* _WHAT YOU NEED TO DO_:
Look for "ylabel" in the listing below. Gather each line that contains it.

* _DATASET ENTRIES_:
------------------------------------------------
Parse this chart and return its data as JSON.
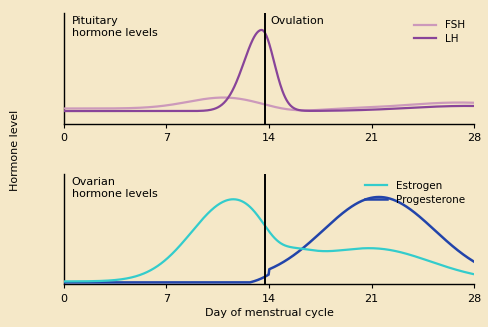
{
  "background_color": "#f5e8c8",
  "axes_bg": "#f5e8c8",
  "ovulation_label": "Ovulation",
  "ovulation_day": 13.7,
  "x_ticks": [
    0,
    7,
    14,
    21,
    28
  ],
  "xlabel": "Day of menstrual cycle",
  "ylabel": "Hormone level",
  "fsh_color": "#cc99bb",
  "lh_color": "#884499",
  "estrogen_color": "#33cccc",
  "progesterone_color": "#2244aa",
  "legend_fontsize": 7.5,
  "label_fontsize": 8,
  "tick_fontsize": 8,
  "title_fontsize": 8
}
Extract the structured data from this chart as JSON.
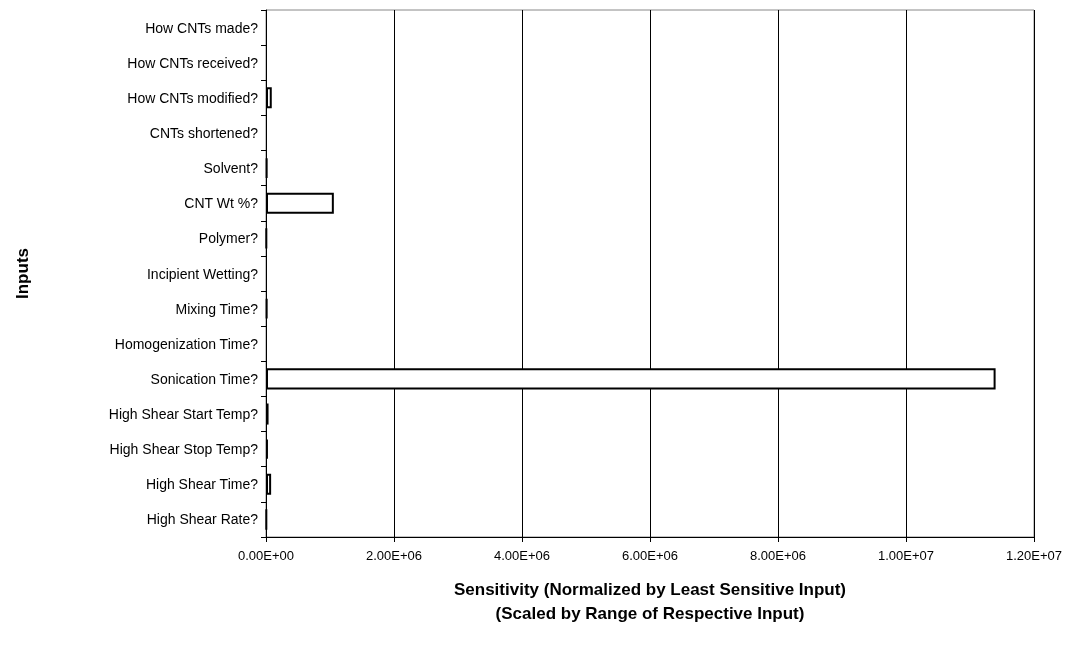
{
  "chart_data": {
    "type": "bar",
    "orientation": "horizontal",
    "ylabel": "Inputs",
    "xlabel": "Sensitivity (Normalized by Least Sensitive Input)\n(Scaled by Range of Respective Input)",
    "categories": [
      "How CNTs made?",
      "How CNTs received?",
      "How CNTs modified?",
      "CNTs shortened?",
      "Solvent?",
      "CNT Wt %?",
      "Polymer?",
      "Incipient Wetting?",
      "Mixing Time?",
      "Homogenization Time?",
      "Sonication Time?",
      "High Shear Start Temp?",
      "High Shear Stop Temp?",
      "High Shear Time?",
      "High Shear Rate?"
    ],
    "values": [
      0,
      0,
      90000,
      0,
      20000,
      1060000,
      10000,
      0,
      20000,
      0,
      11400000,
      40000,
      30000,
      80000,
      10000
    ],
    "colors": [
      "#ffffff",
      "#ffffff",
      "#ffffff",
      "#ffffff",
      "#000000",
      "#ffffff",
      "#000000",
      "#ffffff",
      "#000000",
      "#ffffff",
      "#ffffff",
      "#000000",
      "#000000",
      "#ffffff",
      "#000000"
    ],
    "xlim": [
      0,
      12000000
    ],
    "xticks": [
      {
        "value": 0,
        "label": "0.00E+00"
      },
      {
        "value": 2000000,
        "label": "2.00E+06"
      },
      {
        "value": 4000000,
        "label": "4.00E+06"
      },
      {
        "value": 6000000,
        "label": "6.00E+06"
      },
      {
        "value": 8000000,
        "label": "8.00E+06"
      },
      {
        "value": 10000000,
        "label": "1.00E+07"
      },
      {
        "value": 12000000,
        "label": "1.20E+07"
      }
    ],
    "grid": "x"
  }
}
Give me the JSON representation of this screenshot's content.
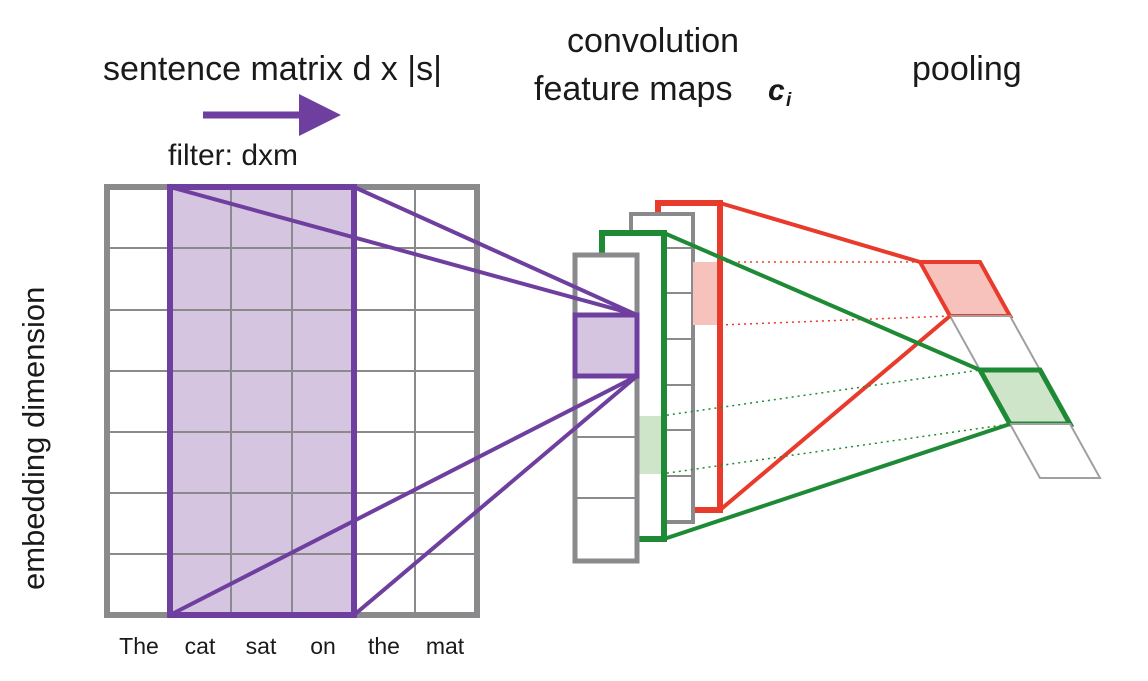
{
  "headings": {
    "sentence_matrix": "sentence matrix d x |s|",
    "convolution": "convolution",
    "feature_maps": "feature maps",
    "feature_map_symbol": "c",
    "feature_map_subscript": "i",
    "pooling": "pooling",
    "filter": "filter: dxm"
  },
  "axis_label": "embedding dimension",
  "words": [
    "The",
    "cat",
    "sat",
    "on",
    "the",
    "mat"
  ],
  "colors": {
    "grid": "#8a8a8c",
    "filter": "#6e3f9e",
    "filter_fill": "#d5c5e0",
    "red": "#e83b2b",
    "red_fill": "#f7c2bb",
    "green": "#1f8a35",
    "green_fill": "#cfe5c9"
  }
}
------------------------------------------------
* _RESPONSE TO THIS EXERCISE_:
  "ylabel": "Hormone level",
    "ylabel": "Inputs",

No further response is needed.